▶ _課題_: 阿蘇カルデラの重力探査に関する講演要旨から、キーワードとして挙げられている語をすべて書き出してください。

▶ _本文_:

JpGU-AGU Joint Meeting 2020

講演情報

[J] 口頭発表

セッション記号 S (固体地球科学) » S-SS 地震学

[S-SS16] 活断層と古地震

コンビーナ:小荒井 衛(茨城大学理学部理学科地球環境科学コース)、近藤 久雄(産業技術総合研究所 活断層・火山研究部門)、大上 隆史(産業技術総合研究所 地質調査総合センター)、佐藤 善輝(産業技術総合研究所 地質情報研究部門 平野地質研究グループ)

[SSS16-11] 阿蘇カルデラ西部における稠密重力探査 ―2016年熊本地震の地表地震断層東端部の基盤構造―

*青柳 恭平1木村 治夫1八木 雅俊2野田 克也2 (1.電力中央研究所、2.株式会社ジオシス)

キーワード:阿蘇カルデラ、重力探査、活断層、熊本地震、地表地震断層、基盤構造

1.背景・目的
 2016年熊本地震の地表地震断層は,従来認識されていた布田川断層帯の範囲を越えて,その北東延長部の阿蘇カルデラ内にも約4km連続して現れた。地表地震断層はカルデラ内では東~北東方向に向かって数本に分岐し,その一部は地震後に活断層と認定されている1)。また,これらの地震断層を対象に行われたトレンチ調査では,いずれにも後期更新世以降の累積的な変位が認められ,平均活動間隔2000~3000年程度で地震を発生させてきたと評価されている2),3),4),5)。したがって,阿蘇カルデラ内に生じた地表地震断層の大半は,活断層と考えられる。ただし,地表地震断層の出現域はAso-4以降の中央火口丘からの火山噴出物に覆われている。地表地震断層が認められた地域の溶岩の噴出年代は51~27ka,その北東部の噴出年代はより若い4.9~3kaである6)。こうした地域では,活断層の分布を地形的に特定することが困難であると思われる。そこで,基盤構造から活断層の分布を評価できるかを明らかにするために,地表地震断層の東端部周辺で稠密重力探査を行った。

▶ _提供資料_:
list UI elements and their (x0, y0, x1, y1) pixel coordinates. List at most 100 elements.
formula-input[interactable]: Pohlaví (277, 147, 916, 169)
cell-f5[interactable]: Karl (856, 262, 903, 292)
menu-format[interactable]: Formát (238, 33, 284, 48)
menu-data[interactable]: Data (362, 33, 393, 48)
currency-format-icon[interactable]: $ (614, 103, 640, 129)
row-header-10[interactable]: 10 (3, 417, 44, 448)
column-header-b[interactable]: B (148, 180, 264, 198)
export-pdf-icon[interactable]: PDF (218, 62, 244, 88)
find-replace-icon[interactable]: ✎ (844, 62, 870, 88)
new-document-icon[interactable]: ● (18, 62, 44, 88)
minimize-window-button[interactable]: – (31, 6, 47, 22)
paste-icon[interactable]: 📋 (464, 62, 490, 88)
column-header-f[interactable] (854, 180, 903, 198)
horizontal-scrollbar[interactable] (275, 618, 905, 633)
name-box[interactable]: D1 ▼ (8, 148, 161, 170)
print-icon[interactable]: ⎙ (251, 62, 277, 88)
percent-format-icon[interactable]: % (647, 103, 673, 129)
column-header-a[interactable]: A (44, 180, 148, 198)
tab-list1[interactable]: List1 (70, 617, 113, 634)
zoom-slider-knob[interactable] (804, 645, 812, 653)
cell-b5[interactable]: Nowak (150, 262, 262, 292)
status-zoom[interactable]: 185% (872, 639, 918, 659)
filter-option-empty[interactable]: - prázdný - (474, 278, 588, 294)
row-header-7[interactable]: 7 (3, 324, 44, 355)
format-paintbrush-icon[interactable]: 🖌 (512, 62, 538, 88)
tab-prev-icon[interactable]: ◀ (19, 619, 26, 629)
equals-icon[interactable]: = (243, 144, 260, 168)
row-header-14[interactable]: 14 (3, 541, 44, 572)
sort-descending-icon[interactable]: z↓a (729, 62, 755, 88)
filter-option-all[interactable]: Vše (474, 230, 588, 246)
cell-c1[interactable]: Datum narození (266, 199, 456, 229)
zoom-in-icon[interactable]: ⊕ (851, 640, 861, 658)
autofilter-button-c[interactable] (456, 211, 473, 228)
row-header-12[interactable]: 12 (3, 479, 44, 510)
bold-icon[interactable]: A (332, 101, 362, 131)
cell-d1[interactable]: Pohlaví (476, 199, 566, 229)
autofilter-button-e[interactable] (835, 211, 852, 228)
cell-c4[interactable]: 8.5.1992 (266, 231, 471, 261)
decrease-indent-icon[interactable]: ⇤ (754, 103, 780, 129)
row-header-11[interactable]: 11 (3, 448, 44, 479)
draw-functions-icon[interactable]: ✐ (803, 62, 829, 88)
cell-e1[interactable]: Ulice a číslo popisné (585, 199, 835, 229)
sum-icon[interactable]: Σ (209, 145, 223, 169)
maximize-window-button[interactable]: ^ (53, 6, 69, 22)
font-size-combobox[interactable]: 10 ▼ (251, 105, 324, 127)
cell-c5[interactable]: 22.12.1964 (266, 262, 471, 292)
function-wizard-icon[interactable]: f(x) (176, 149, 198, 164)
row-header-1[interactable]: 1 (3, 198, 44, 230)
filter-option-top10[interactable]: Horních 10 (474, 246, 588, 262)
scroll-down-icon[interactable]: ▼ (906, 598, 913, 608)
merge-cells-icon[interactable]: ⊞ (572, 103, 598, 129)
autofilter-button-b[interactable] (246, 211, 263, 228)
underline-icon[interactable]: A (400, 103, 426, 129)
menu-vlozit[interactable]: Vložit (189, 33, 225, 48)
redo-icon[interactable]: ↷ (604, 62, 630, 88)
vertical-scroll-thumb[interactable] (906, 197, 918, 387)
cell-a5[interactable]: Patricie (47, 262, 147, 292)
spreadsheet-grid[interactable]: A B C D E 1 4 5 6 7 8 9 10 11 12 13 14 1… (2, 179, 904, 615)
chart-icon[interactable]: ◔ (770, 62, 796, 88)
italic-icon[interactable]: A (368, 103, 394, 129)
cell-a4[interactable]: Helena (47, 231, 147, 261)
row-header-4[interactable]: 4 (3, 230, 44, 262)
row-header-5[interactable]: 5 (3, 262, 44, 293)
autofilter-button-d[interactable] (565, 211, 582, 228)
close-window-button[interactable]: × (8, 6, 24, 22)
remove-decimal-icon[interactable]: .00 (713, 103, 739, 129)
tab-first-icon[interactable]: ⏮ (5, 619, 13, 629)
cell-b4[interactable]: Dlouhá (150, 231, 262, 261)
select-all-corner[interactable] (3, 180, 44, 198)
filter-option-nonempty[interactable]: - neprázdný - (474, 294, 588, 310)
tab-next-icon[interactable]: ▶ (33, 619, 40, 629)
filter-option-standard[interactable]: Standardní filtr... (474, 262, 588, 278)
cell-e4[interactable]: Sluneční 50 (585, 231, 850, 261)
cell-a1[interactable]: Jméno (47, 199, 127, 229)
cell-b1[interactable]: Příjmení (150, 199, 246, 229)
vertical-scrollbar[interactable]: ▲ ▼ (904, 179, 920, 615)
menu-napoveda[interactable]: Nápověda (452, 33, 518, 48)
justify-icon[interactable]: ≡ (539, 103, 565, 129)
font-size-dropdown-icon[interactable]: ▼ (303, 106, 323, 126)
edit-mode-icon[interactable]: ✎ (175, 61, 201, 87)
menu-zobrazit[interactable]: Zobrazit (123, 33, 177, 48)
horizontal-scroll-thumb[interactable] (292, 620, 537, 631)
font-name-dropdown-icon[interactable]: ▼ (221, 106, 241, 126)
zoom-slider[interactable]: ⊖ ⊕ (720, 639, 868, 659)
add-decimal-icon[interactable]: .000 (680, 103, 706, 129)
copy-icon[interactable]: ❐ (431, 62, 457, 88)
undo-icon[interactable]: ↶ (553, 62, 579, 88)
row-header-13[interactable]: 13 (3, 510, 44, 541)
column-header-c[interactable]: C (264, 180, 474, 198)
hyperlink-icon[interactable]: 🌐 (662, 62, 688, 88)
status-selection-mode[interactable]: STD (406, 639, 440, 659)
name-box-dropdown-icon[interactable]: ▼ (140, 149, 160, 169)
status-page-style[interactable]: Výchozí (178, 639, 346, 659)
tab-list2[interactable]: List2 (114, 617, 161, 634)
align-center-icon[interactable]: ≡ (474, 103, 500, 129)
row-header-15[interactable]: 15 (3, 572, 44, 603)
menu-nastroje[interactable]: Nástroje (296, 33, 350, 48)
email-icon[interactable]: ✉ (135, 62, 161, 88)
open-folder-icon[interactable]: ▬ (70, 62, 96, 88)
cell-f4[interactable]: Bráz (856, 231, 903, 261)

▶ _解答_: 阿蘇カルデラ、重力探査、活断層、熊本地震、地表地震断層、基盤構造